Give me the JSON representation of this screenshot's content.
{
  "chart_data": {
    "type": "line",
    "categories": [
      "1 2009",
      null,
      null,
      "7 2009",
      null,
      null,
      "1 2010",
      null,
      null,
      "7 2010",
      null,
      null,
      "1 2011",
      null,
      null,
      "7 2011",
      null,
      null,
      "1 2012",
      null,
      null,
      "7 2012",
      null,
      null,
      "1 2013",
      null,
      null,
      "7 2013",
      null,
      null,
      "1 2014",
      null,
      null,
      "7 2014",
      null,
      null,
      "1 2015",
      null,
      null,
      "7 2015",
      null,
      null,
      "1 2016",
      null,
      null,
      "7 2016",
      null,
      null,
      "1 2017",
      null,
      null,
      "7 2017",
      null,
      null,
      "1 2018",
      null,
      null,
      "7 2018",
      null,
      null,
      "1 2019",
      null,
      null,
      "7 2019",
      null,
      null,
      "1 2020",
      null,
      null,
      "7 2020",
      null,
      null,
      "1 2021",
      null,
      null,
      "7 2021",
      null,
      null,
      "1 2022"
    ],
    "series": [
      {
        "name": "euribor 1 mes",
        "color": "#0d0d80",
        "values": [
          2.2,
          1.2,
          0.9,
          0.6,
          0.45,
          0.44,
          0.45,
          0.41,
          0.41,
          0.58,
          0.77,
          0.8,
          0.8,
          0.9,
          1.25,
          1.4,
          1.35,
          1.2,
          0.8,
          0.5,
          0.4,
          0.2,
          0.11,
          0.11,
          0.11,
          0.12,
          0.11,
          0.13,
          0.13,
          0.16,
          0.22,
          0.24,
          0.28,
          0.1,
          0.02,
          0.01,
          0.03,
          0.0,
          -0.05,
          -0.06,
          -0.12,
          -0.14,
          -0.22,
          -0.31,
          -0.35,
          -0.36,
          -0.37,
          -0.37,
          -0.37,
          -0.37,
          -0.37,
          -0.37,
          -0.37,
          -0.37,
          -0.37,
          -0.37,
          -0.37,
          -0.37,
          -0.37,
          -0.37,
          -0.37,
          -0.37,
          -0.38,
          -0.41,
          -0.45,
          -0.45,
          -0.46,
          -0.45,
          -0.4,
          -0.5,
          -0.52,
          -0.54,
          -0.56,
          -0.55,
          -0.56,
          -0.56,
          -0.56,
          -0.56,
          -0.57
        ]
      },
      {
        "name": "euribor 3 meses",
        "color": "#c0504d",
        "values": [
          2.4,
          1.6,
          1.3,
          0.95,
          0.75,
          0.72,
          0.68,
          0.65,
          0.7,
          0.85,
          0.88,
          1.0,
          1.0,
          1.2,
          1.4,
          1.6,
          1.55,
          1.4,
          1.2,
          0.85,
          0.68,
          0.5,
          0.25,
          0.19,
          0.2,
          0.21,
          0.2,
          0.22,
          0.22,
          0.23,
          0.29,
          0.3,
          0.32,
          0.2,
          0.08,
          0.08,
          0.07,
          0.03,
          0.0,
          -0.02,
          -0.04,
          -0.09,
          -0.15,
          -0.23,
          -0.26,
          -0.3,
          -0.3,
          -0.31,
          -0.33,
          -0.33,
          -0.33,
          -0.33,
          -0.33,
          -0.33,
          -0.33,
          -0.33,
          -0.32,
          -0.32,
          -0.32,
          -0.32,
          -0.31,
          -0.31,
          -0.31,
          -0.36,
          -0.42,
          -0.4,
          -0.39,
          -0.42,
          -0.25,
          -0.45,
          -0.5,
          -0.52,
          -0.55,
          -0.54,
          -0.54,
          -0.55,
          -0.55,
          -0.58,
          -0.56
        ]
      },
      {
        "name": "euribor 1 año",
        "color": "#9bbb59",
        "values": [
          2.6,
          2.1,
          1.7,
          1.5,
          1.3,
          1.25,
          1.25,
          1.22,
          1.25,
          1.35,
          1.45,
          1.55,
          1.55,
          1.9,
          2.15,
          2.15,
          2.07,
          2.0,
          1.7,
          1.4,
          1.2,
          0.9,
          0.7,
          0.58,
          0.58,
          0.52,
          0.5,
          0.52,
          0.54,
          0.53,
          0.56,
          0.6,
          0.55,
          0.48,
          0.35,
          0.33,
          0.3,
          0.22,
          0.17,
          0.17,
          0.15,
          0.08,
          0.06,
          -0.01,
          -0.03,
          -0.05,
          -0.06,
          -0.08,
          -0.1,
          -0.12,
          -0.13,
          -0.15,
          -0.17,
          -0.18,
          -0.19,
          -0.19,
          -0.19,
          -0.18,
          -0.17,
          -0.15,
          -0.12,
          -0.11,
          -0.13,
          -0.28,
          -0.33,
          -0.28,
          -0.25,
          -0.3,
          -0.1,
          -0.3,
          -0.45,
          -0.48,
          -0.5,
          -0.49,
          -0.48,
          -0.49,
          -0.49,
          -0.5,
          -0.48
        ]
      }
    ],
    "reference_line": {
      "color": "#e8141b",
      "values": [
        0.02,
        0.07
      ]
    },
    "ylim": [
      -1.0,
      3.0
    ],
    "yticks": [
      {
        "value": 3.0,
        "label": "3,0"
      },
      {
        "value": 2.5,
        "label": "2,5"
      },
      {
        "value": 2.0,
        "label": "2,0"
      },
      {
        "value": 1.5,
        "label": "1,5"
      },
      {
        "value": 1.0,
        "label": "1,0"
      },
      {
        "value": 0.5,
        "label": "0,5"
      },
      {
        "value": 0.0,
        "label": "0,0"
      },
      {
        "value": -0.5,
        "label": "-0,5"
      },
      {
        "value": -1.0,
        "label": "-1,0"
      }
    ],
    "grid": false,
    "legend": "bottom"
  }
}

* * *

### Short problem
Return the whole listing exactly.

### Response
Give me the JSON representation of this screenshot's content.
{
  "chart_data": {
    "type": "line",
    "categories": [
      "1 2009",
      null,
      null,
      "7 2009",
      null,
      null,
      "1 2010",
      null,
      null,
      "7 2010",
      null,
      null,
      "1 2011",
      null,
      null,
      "7 2011",
      null,
      null,
      "1 2012",
      null,
      null,
      "7 2012",
      null,
      null,
      "1 2013",
      null,
      null,
      "7 2013",
      null,
      null,
      "1 2014",
      null,
      null,
      "7 2014",
      null,
      null,
      "1 2015",
      null,
      null,
      "7 2015",
      null,
      null,
      "1 2016",
      null,
      null,
      "7 2016",
      null,
      null,
      "1 2017",
      null,
      null,
      "7 2017",
      null,
      null,
      "1 2018",
      null,
      null,
      "7 2018",
      null,
      null,
      "1 2019",
      null,
      null,
      "7 2019",
      null,
      null,
      "1 2020",
      null,
      null,
      "7 2020",
      null,
      null,
      "1 2021",
      null,
      null,
      "7 2021",
      null,
      null,
      "1 2022"
    ],
    "series": [
      {
        "name": "euribor 1 mes",
        "color": "#0d0d80",
        "values": [
          2.2,
          1.2,
          0.9,
          0.6,
          0.45,
          0.44,
          0.45,
          0.41,
          0.41,
          0.58,
          0.77,
          0.8,
          0.8,
          0.9,
          1.25,
          1.4,
          1.35,
          1.2,
          0.8,
          0.5,
          0.4,
          0.2,
          0.11,
          0.11,
          0.11,
          0.12,
          0.11,
          0.13,
          0.13,
          0.16,
          0.22,
          0.24,
          0.28,
          0.1,
          0.02,
          0.01,
          0.03,
          0.0,
          -0.05,
          -0.06,
          -0.12,
          -0.14,
          -0.22,
          -0.31,
          -0.35,
          -0.36,
          -0.37,
          -0.37,
          -0.37,
          -0.37,
          -0.37,
          -0.37,
          -0.37,
          -0.37,
          -0.37,
          -0.37,
          -0.37,
          -0.37,
          -0.37,
          -0.37,
          -0.37,
          -0.37,
          -0.38,
          -0.41,
          -0.45,
          -0.45,
          -0.46,
          -0.45,
          -0.4,
          -0.5,
          -0.52,
          -0.54,
          -0.56,
          -0.55,
          -0.56,
          -0.56,
          -0.56,
          -0.56,
          -0.57
        ]
      },
      {
        "name": "euribor 3 meses",
        "color": "#c0504d",
        "values": [
          2.4,
          1.6,
          1.3,
          0.95,
          0.75,
          0.72,
          0.68,
          0.65,
          0.7,
          0.85,
          0.88,
          1.0,
          1.0,
          1.2,
          1.4,
          1.6,
          1.55,
          1.4,
          1.2,
          0.85,
          0.68,
          0.5,
          0.25,
          0.19,
          0.2,
          0.21,
          0.2,
          0.22,
          0.22,
          0.23,
          0.29,
          0.3,
          0.32,
          0.2,
          0.08,
          0.08,
          0.07,
          0.03,
          0.0,
          -0.02,
          -0.04,
          -0.09,
          -0.15,
          -0.23,
          -0.26,
          -0.3,
          -0.3,
          -0.31,
          -0.33,
          -0.33,
          -0.33,
          -0.33,
          -0.33,
          -0.33,
          -0.33,
          -0.33,
          -0.32,
          -0.32,
          -0.32,
          -0.32,
          -0.31,
          -0.31,
          -0.31,
          -0.36,
          -0.42,
          -0.4,
          -0.39,
          -0.42,
          -0.25,
          -0.45,
          -0.5,
          -0.52,
          -0.55,
          -0.54,
          -0.54,
          -0.55,
          -0.55,
          -0.58,
          -0.56
        ]
      },
      {
        "name": "euribor 1 año",
        "color": "#9bbb59",
        "values": [
          2.6,
          2.1,
          1.7,
          1.5,
          1.3,
          1.25,
          1.25,
          1.22,
          1.25,
          1.35,
          1.45,
          1.55,
          1.55,
          1.9,
          2.15,
          2.15,
          2.07,
          2.0,
          1.7,
          1.4,
          1.2,
          0.9,
          0.7,
          0.58,
          0.58,
          0.52,
          0.5,
          0.52,
          0.54,
          0.53,
          0.56,
          0.6,
          0.55,
          0.48,
          0.35,
          0.33,
          0.3,
          0.22,
          0.17,
          0.17,
          0.15,
          0.08,
          0.06,
          -0.01,
          -0.03,
          -0.05,
          -0.06,
          -0.08,
          -0.1,
          -0.12,
          -0.13,
          -0.15,
          -0.17,
          -0.18,
          -0.19,
          -0.19,
          -0.19,
          -0.18,
          -0.17,
          -0.15,
          -0.12,
          -0.11,
          -0.13,
          -0.28,
          -0.33,
          -0.28,
          -0.25,
          -0.3,
          -0.1,
          -0.3,
          -0.45,
          -0.48,
          -0.5,
          -0.49,
          -0.48,
          -0.49,
          -0.49,
          -0.5,
          -0.48
        ]
      }
    ],
    "reference_line": {
      "color": "#e8141b",
      "values": [
        0.02,
        0.07
      ]
    },
    "ylim": [
      -1.0,
      3.0
    ],
    "yticks": [
      {
        "value": 3.0,
        "label": "3,0"
      },
      {
        "value": 2.5,
        "label": "2,5"
      },
      {
        "value": 2.0,
        "label": "2,0"
      },
      {
        "value": 1.5,
        "label": "1,5"
      },
      {
        "value": 1.0,
        "label": "1,0"
      },
      {
        "value": 0.5,
        "label": "0,5"
      },
      {
        "value": 0.0,
        "label": "0,0"
      },
      {
        "value": -0.5,
        "label": "-0,5"
      },
      {
        "value": -1.0,
        "label": "-1,0"
      }
    ],
    "grid": false,
    "legend": "bottom"
  }
}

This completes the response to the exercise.